#### [Directions for this task]
Using the listing below, select the lines with the word "有線新聞" and copy them.

#### [Records supplied]
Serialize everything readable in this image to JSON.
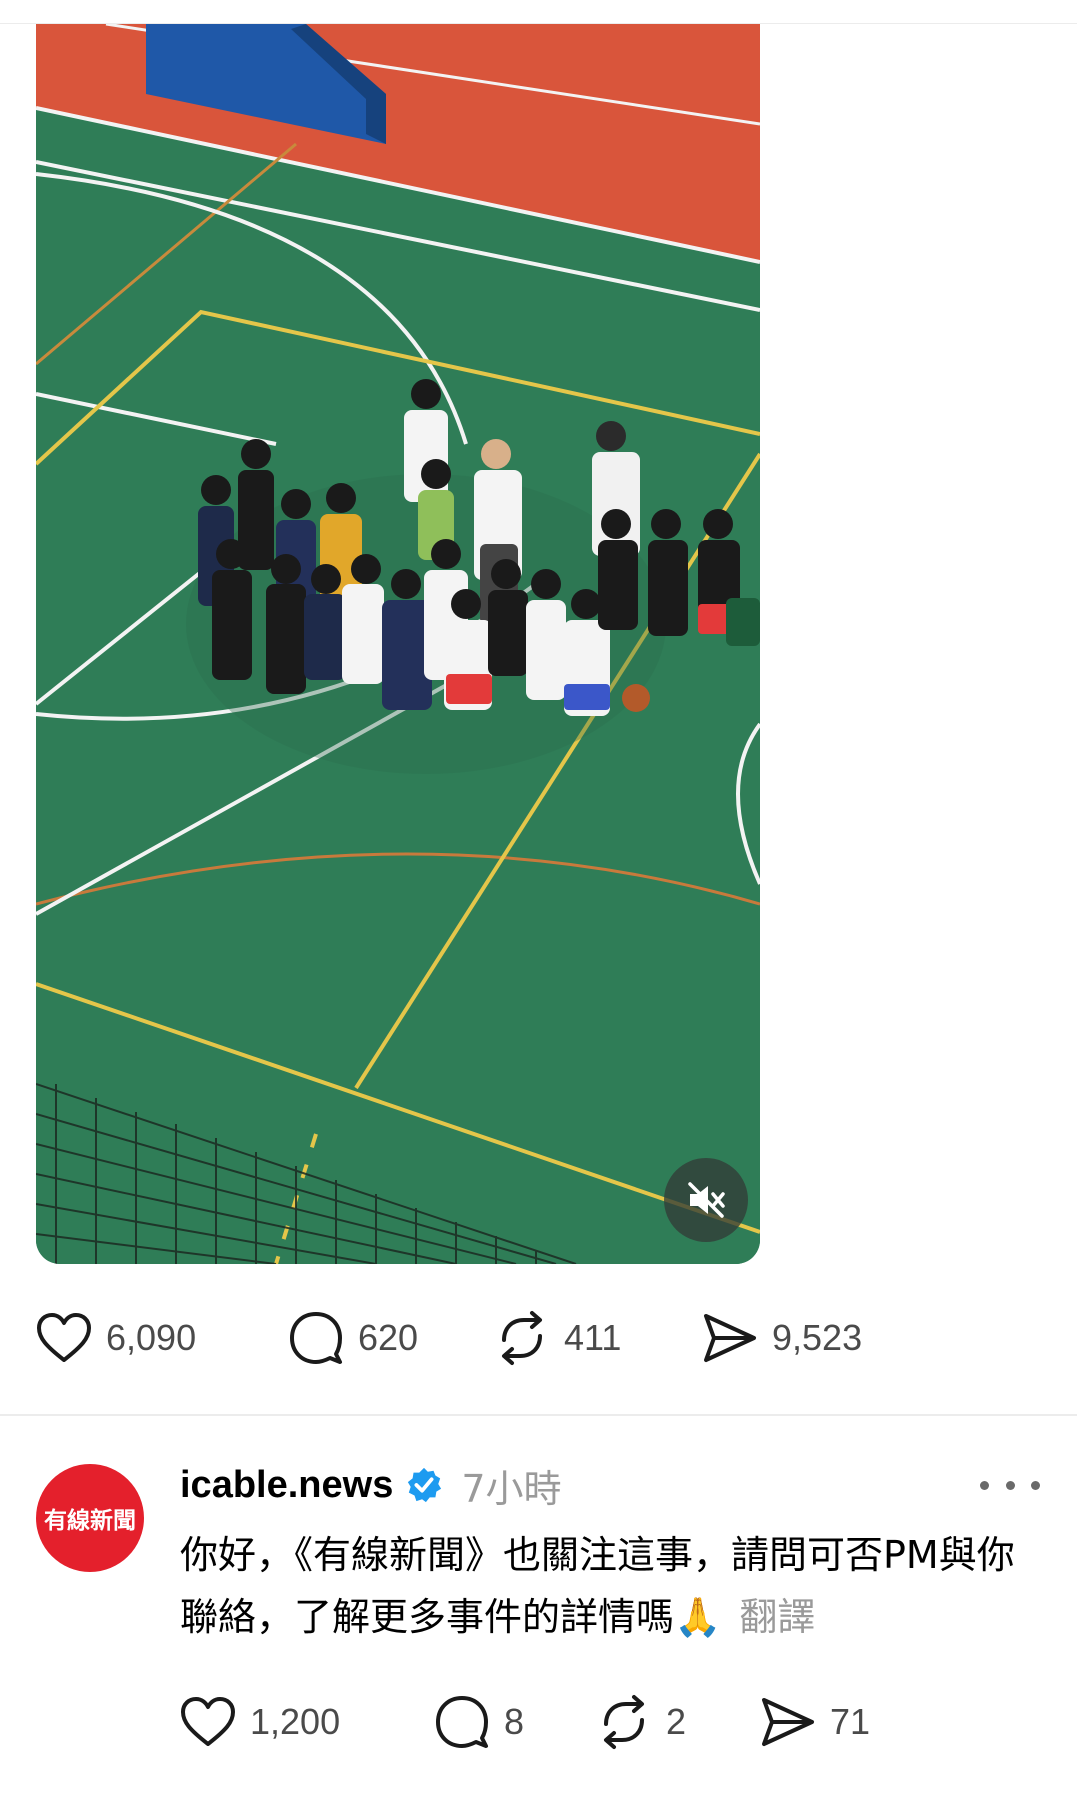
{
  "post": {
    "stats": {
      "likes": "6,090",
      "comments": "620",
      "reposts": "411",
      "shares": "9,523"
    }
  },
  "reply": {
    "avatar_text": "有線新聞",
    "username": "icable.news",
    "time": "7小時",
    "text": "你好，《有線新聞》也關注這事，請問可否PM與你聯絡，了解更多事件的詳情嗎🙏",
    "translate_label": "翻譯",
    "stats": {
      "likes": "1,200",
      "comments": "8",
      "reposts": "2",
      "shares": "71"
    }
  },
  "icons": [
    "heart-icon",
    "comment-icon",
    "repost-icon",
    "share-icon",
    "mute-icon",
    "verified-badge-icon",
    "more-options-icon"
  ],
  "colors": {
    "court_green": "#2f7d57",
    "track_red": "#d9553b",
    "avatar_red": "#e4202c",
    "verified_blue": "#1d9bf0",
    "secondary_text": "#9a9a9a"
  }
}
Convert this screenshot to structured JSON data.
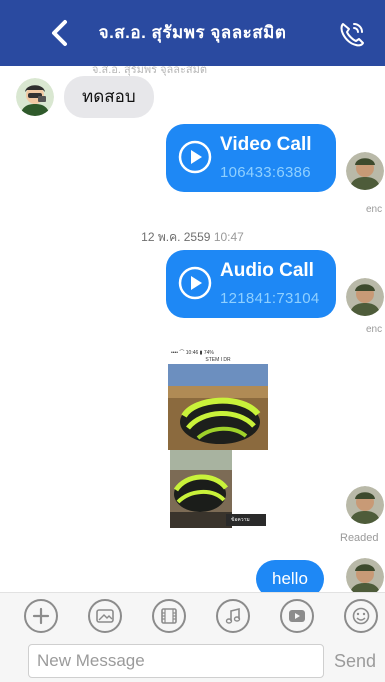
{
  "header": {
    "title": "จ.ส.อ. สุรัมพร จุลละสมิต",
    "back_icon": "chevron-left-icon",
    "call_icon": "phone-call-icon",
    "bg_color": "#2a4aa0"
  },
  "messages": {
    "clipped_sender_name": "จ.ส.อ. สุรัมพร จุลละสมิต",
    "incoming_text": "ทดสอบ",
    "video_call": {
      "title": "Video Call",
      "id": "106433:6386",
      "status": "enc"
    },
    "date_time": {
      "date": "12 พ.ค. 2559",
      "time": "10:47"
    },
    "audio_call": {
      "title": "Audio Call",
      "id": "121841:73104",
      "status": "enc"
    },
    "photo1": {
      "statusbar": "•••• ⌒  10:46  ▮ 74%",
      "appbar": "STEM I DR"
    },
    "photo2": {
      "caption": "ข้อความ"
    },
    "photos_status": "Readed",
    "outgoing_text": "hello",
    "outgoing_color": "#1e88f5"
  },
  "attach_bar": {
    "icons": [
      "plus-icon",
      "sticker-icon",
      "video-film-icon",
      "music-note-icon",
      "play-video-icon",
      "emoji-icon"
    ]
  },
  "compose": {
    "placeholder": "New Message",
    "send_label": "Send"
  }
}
==
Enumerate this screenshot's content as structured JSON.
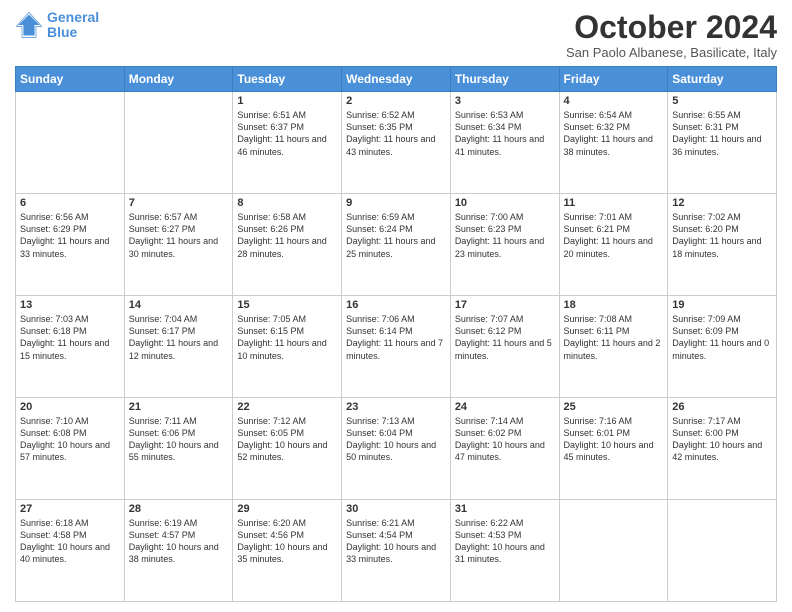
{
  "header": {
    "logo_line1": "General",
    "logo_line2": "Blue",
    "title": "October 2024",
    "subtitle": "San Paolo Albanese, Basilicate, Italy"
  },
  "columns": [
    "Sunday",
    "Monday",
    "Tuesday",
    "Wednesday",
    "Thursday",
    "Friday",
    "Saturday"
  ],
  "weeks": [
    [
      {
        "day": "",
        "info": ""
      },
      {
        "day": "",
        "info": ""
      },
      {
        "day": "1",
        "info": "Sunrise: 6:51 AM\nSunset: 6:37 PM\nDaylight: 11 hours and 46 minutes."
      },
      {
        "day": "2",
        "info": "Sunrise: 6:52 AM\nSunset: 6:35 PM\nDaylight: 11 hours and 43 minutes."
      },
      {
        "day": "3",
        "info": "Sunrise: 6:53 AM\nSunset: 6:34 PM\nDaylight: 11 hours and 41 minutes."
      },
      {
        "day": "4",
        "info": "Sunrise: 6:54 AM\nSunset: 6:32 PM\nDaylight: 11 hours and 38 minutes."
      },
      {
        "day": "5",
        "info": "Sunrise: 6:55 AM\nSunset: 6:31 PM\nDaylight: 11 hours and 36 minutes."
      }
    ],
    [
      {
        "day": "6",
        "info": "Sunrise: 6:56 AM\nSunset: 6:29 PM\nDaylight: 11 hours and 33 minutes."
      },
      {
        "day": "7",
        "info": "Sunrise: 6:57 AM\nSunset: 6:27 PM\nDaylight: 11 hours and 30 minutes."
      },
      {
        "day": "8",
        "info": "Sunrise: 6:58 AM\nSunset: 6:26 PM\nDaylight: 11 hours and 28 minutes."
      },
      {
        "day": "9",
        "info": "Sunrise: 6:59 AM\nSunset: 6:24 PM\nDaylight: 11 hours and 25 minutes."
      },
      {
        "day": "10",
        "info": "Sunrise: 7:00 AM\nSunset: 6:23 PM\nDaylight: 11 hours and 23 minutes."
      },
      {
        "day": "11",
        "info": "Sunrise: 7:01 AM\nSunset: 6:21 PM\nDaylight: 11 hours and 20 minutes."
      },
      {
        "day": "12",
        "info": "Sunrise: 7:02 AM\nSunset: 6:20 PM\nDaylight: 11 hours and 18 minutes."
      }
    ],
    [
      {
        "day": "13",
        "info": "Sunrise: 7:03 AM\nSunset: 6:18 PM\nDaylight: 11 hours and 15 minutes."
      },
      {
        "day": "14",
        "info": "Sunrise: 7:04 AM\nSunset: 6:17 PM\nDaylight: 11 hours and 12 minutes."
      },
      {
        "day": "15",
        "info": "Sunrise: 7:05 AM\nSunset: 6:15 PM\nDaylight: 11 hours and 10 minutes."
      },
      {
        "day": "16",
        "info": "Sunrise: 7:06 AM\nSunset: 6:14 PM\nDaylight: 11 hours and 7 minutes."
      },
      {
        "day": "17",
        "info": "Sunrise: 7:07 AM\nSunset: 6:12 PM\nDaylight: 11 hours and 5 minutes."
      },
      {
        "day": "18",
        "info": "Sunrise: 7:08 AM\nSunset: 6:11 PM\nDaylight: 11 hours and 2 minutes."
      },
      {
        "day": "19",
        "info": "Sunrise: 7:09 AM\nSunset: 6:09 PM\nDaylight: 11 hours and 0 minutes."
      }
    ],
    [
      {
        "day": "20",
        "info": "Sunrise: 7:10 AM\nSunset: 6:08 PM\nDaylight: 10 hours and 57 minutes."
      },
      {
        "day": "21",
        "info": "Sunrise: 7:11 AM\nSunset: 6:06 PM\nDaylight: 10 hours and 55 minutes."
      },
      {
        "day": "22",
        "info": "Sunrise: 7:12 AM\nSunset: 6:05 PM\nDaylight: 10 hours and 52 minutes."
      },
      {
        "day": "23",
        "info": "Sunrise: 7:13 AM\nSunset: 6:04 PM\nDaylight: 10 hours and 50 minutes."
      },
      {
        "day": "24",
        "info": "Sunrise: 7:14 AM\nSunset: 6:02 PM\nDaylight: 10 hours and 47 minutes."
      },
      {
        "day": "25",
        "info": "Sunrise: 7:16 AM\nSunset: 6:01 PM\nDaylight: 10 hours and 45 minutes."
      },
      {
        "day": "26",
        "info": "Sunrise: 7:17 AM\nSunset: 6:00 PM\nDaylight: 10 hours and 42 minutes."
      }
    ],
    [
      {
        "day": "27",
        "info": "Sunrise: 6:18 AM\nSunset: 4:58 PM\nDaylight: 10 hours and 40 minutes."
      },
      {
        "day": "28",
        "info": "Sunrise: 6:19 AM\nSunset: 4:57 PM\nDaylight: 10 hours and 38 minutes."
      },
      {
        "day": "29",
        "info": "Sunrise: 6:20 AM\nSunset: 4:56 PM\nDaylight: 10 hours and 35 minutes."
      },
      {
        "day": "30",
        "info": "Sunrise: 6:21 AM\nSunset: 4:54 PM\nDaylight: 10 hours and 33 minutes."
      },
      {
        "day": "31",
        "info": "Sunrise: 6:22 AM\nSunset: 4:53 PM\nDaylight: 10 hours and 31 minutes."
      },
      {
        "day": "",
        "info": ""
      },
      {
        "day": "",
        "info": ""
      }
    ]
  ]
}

#### [Task result]
    "avatar_text": "有線新聞",
    "text": "你好，《有線新聞》也關注這事，請問可否PM與你聯絡，了解更多事件的詳情嗎🙏",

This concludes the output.